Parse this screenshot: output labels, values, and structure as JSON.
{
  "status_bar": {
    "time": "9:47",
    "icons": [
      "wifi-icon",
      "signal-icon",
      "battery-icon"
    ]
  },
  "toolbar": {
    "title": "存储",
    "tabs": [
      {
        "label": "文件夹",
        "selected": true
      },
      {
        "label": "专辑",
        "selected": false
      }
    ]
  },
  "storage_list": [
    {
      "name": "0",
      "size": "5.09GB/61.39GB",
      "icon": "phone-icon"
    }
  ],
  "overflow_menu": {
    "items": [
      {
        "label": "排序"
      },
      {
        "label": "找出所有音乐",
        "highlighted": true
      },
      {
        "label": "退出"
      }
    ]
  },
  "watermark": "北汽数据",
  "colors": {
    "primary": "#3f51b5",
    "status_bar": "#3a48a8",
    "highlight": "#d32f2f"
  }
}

---

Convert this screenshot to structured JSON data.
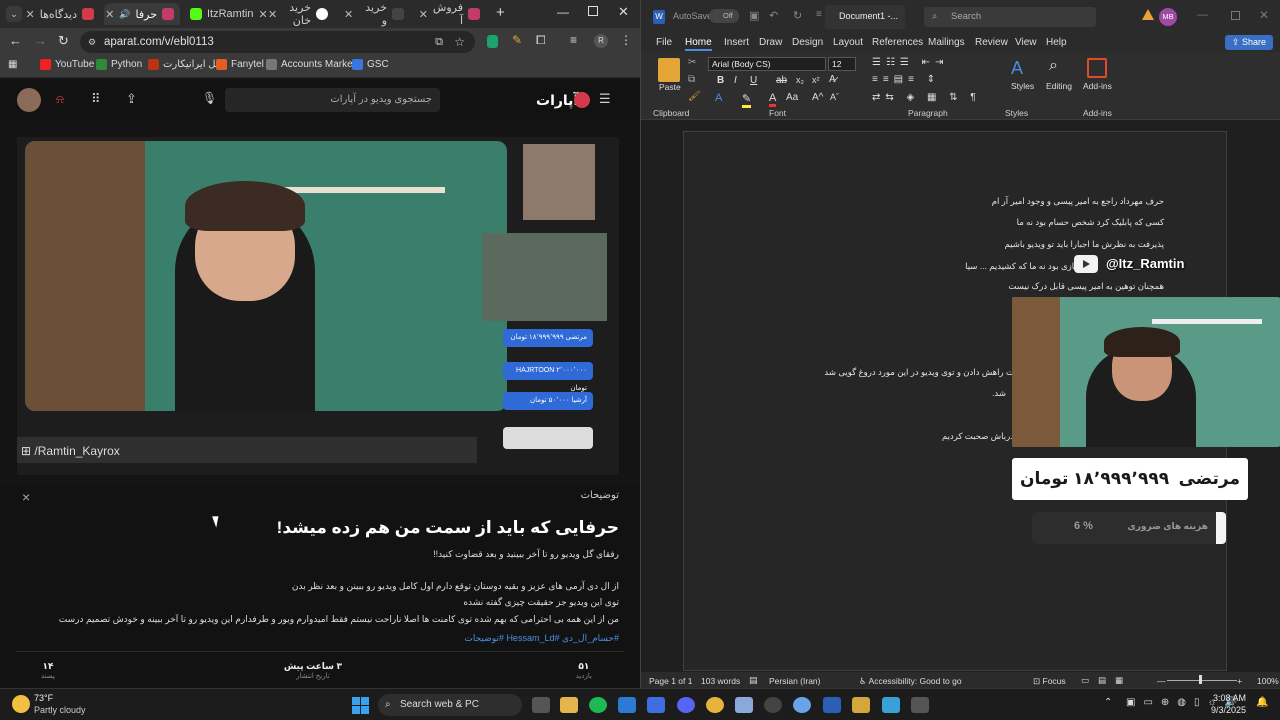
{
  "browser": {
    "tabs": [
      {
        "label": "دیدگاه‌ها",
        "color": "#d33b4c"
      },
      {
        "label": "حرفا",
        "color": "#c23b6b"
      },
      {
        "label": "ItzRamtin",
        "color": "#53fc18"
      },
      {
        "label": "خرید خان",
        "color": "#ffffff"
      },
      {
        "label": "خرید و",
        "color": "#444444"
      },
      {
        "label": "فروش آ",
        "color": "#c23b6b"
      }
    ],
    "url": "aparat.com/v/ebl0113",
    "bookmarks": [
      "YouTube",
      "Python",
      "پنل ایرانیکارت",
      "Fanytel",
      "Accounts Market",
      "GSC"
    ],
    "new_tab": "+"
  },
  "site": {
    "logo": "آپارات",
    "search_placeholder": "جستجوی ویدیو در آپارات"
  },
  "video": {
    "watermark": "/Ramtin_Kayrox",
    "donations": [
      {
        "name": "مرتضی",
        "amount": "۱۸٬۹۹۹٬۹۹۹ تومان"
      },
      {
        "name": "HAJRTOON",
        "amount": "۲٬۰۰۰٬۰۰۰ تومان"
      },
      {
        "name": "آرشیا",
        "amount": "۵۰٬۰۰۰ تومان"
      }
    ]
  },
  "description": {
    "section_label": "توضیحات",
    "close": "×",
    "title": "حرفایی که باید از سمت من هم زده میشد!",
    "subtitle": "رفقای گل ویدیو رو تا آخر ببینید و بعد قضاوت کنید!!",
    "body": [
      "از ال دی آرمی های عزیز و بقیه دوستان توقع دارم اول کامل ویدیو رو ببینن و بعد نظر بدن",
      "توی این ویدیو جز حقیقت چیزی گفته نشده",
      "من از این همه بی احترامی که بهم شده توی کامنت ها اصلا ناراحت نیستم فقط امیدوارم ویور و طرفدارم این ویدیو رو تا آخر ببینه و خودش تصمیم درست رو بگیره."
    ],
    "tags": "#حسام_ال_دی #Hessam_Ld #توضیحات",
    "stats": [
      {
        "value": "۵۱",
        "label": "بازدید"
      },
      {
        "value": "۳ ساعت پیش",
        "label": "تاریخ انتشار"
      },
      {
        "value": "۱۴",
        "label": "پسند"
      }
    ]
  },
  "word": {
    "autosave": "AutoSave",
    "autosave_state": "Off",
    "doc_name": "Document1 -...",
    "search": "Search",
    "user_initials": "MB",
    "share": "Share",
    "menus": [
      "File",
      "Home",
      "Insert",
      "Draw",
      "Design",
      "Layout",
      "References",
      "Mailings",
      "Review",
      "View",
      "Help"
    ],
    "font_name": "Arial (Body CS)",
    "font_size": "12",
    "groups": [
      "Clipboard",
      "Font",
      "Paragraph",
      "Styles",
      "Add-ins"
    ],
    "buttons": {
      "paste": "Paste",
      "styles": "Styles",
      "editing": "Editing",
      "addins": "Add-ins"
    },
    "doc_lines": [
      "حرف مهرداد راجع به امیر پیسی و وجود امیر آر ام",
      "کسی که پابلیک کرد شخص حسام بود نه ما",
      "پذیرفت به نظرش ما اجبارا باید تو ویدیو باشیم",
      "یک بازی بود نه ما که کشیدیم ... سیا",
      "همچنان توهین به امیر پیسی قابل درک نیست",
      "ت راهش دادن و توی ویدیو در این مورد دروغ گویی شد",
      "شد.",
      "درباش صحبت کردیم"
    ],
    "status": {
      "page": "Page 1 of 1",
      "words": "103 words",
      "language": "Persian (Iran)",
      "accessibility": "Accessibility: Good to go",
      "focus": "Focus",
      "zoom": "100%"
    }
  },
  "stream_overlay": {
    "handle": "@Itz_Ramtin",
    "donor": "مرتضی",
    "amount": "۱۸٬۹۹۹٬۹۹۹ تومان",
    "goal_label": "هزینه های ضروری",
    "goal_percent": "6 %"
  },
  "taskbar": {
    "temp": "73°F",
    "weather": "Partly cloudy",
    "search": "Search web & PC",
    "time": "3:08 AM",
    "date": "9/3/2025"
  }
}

> **WHAT TO PRODUCE**: For the listing above, identify each line bearing "watermark".

> **COMPLETE OUTPUT**:
  "watermark": "北汽数据",
    "watermark": "/Ramtin_Kayrox",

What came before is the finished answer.